◆ Written problem
Lift every line from the entries that includes the word "antonym".

START Entries supplied

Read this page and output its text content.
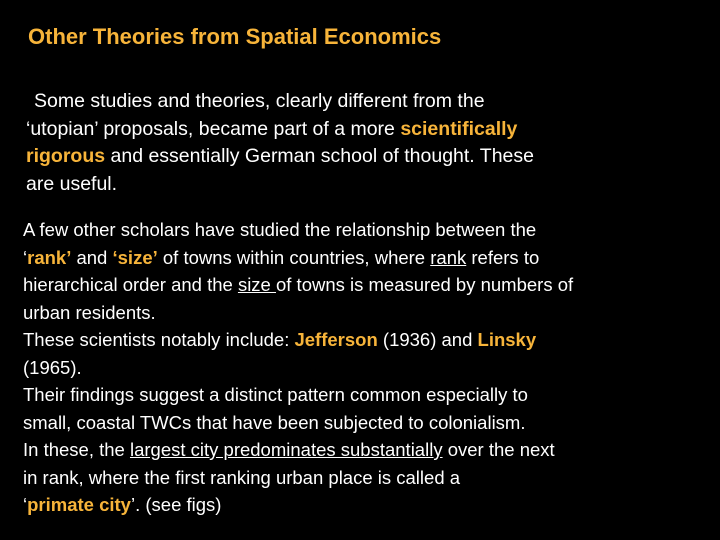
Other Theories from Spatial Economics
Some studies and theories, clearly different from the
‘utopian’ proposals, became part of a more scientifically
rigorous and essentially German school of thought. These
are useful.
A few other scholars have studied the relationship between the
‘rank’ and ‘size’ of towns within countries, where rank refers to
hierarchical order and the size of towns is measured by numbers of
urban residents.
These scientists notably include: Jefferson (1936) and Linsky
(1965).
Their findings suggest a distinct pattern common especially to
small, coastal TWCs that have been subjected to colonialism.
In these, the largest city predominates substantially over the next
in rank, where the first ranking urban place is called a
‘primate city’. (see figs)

END Entries supplied
START Entries supplied

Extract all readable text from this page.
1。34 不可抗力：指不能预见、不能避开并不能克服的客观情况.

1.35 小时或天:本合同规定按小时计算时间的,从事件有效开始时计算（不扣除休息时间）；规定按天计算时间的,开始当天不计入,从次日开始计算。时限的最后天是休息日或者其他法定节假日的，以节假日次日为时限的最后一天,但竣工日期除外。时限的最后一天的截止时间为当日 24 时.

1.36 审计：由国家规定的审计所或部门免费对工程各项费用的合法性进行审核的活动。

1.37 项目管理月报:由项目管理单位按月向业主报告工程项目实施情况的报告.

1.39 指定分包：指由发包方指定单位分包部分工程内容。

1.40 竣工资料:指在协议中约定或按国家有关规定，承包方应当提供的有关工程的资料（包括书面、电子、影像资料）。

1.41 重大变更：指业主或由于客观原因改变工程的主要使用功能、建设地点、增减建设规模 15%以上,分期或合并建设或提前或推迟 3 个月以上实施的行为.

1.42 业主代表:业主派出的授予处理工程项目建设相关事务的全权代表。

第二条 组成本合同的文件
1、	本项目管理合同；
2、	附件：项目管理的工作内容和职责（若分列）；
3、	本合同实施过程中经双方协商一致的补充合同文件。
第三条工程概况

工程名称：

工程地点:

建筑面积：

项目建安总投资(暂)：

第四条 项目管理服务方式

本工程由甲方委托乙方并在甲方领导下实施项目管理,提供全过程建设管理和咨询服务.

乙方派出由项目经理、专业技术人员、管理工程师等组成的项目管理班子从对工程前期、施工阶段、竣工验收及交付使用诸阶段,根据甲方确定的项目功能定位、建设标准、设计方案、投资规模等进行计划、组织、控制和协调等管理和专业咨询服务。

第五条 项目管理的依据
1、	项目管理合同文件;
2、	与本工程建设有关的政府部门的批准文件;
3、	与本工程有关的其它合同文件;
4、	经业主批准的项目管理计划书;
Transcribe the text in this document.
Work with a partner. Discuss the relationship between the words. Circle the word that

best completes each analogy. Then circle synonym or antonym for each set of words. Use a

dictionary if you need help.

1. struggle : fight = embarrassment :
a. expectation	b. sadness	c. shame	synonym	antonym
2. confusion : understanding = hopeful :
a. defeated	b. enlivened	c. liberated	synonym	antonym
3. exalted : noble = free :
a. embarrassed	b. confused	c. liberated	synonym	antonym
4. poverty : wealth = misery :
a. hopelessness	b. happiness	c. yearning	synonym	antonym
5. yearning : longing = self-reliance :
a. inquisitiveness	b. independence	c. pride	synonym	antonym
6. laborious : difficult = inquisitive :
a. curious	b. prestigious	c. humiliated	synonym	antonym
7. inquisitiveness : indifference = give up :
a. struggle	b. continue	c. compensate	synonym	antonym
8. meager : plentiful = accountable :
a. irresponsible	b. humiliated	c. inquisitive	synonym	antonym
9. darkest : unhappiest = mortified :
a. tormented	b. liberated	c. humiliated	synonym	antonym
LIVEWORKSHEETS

END Entries supplied

◆ Exercise result
best completes each analogy. Then circle synonym or antonym for each set of words. Use a
a. expectation	b. sadness	c. shame	synonym	antonym
a. defeated	b. enlivened	c. liberated	synonym	antonym
a. embarrassed	b. confused	c. liberated	synonym	antonym
a. hopelessness	b. happiness	c. yearning	synonym	antonym
a. inquisitiveness	b. independence	c. pride	synonym	antonym
a. curious	b. prestigious	c. humiliated	synonym	antonym
a. struggle	b. continue	c. compensate	synonym	antonym
a. irresponsible	b. humiliated	c. inquisitive	synonym	antonym
a. tormented	b. liberated	c. humiliated	synonym	antonym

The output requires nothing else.